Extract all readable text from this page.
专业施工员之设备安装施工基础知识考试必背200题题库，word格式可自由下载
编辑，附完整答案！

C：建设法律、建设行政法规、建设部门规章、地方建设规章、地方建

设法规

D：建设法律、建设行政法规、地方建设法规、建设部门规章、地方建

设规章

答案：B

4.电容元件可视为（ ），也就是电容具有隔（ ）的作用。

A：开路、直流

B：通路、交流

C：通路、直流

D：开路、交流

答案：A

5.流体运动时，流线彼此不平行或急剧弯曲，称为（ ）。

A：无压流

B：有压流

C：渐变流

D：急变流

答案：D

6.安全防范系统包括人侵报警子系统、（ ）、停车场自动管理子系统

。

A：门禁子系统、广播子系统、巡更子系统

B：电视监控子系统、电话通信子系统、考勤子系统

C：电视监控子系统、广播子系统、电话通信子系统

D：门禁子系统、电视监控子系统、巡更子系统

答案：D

┄┄┄┄┄┄┄┄┄┄┄┄┄┄┄┄┄┄┄┄

## What the task requires:
Repeat every record, keeping each word and mark exactly as it is.

## Problem solution:
Extract all readable text from this page.
专业施工员之设备安装施工基础知识考试必背200题题库，word格式可自由下载
编辑，附完整答案！

C：建设法律、建设行政法规、建设部门规章、地方建设规章、地方建

设法规

D：建设法律、建设行政法规、地方建设法规、建设部门规章、地方建

设规章

答案：B

4.电容元件可视为（ ），也就是电容具有隔（ ）的作用。

A：开路、直流

B：通路、交流

C：通路、直流

D：开路、交流

答案：A

5.流体运动时，流线彼此不平行或急剧弯曲，称为（ ）。

A：无压流

B：有压流

C：渐变流

D：急变流

答案：D

6.安全防范系统包括人侵报警子系统、（ ）、停车场自动管理子系统

。

A：门禁子系统、广播子系统、巡更子系统

B：电视监控子系统、电话通信子系统、考勤子系统

C：电视监控子系统、广播子系统、电话通信子系统

D：门禁子系统、电视监控子系统、巡更子系统

答案：D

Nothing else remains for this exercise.